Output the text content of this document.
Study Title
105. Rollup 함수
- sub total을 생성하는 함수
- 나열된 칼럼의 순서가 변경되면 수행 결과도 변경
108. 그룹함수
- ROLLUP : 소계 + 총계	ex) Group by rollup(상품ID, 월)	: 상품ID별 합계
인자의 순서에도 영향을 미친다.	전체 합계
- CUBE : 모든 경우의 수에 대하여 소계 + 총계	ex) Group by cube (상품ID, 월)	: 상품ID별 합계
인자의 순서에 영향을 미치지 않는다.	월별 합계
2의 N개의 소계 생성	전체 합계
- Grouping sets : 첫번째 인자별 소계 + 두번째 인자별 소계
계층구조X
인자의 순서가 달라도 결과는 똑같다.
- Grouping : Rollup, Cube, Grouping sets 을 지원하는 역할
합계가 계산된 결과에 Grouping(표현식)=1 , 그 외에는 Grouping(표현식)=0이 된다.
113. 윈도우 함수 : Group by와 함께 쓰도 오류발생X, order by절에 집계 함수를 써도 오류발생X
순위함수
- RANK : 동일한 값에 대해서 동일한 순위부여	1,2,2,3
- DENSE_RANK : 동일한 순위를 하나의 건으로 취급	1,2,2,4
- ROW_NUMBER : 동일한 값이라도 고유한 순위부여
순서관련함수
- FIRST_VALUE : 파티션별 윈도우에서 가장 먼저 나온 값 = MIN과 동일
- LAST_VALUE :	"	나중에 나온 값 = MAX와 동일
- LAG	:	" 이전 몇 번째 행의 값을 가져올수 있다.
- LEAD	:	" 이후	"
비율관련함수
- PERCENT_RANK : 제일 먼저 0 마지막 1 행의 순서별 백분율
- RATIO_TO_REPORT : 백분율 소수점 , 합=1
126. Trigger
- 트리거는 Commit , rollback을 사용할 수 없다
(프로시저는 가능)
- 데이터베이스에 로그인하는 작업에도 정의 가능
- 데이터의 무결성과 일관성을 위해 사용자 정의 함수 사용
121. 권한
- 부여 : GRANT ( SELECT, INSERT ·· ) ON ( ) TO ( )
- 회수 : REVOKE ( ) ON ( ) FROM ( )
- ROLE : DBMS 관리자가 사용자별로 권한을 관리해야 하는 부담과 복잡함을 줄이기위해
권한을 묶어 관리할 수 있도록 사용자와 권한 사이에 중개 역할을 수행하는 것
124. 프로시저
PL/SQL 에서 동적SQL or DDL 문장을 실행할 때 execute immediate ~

----------

## Task objective
From the material above, copy each line that includes the word "순위부여".

## Exercise output
- RANK : 동일한 값에 대해서 동일한 순위부여	1,2,2,3
- ROW_NUMBER : 동일한 값이라도 고유한 순위부여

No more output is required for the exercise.